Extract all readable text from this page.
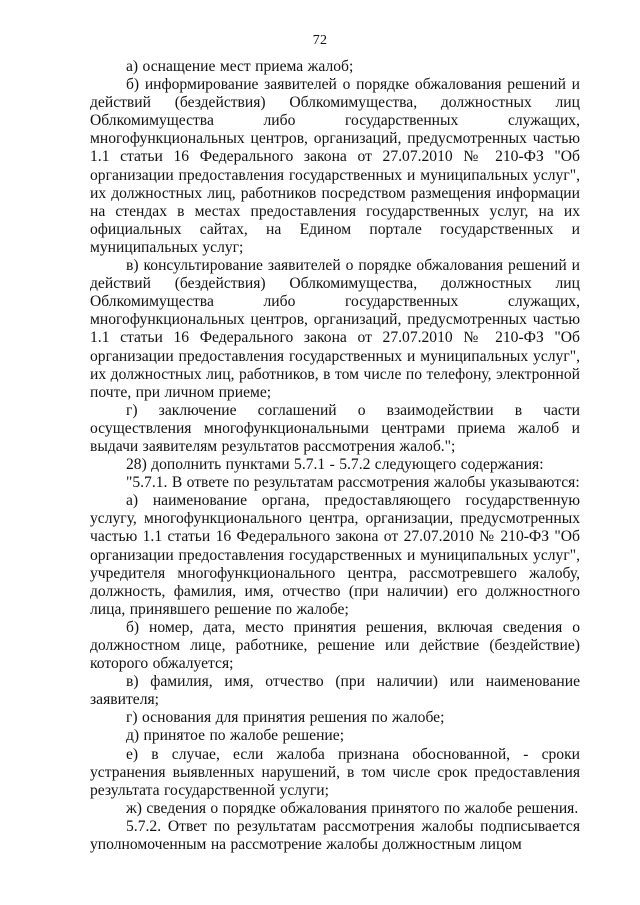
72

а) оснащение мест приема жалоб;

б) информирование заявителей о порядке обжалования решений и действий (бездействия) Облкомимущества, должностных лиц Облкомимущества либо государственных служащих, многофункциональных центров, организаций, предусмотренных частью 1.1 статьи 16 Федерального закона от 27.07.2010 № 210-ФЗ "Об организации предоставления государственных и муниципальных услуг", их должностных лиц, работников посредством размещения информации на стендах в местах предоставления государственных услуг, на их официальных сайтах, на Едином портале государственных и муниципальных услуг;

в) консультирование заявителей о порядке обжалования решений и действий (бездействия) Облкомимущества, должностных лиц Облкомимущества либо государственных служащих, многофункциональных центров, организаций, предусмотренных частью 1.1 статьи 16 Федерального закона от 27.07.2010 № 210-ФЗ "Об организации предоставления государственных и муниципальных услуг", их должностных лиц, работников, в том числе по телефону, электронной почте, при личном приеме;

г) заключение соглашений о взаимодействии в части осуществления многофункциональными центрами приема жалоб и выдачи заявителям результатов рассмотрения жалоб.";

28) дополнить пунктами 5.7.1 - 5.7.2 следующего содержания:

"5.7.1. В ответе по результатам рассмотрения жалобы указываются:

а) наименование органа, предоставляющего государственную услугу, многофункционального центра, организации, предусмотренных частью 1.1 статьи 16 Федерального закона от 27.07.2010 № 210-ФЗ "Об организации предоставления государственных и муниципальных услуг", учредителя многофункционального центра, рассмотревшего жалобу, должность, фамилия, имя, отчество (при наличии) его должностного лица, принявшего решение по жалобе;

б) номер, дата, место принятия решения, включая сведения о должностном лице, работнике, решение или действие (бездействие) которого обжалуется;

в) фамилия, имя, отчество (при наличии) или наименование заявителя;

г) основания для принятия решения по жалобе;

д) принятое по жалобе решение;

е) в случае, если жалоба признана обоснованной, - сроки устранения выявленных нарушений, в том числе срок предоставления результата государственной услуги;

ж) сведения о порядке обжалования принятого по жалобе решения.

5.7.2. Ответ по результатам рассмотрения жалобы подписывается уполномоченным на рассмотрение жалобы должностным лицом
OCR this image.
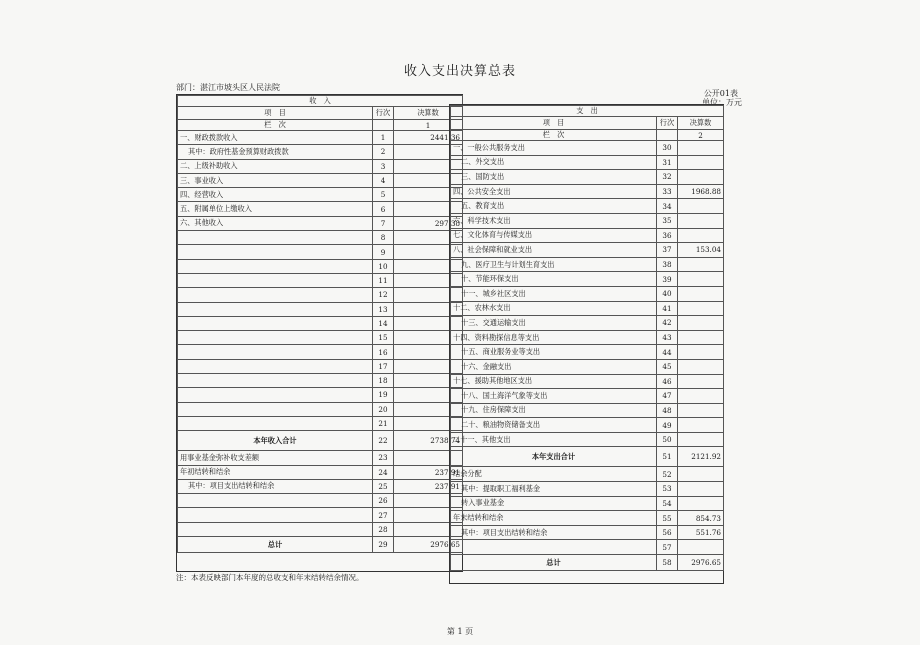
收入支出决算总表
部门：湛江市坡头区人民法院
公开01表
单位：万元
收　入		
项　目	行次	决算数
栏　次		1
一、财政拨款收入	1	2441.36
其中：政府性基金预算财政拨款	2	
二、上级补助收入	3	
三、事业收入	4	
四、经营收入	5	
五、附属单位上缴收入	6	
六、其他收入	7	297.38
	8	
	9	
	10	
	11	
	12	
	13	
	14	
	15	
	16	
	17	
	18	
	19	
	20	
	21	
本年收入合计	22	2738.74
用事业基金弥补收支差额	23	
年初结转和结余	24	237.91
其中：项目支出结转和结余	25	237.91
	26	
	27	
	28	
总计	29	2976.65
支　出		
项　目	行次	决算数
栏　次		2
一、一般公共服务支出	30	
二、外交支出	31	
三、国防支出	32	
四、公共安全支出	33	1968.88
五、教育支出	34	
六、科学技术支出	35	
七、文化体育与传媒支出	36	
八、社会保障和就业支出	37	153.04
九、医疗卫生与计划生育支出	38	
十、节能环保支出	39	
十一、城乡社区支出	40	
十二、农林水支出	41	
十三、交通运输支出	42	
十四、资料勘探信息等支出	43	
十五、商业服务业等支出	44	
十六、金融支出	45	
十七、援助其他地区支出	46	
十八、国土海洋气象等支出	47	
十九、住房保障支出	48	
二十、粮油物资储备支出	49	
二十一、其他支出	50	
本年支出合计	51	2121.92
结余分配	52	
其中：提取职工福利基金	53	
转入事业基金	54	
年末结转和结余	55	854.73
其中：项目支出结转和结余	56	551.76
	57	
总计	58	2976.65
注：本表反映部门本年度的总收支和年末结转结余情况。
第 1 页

____________

Copy out each line in the listing that has the word "решения".

б) номер, дата, место принятия решения, включая сведения о должностном лице, работнике, решение или действие (бездействие) которого обжалуется;
г) основания для принятия решения по жалобе;
ж) сведения о порядке обжалования принятого по жалобе решения.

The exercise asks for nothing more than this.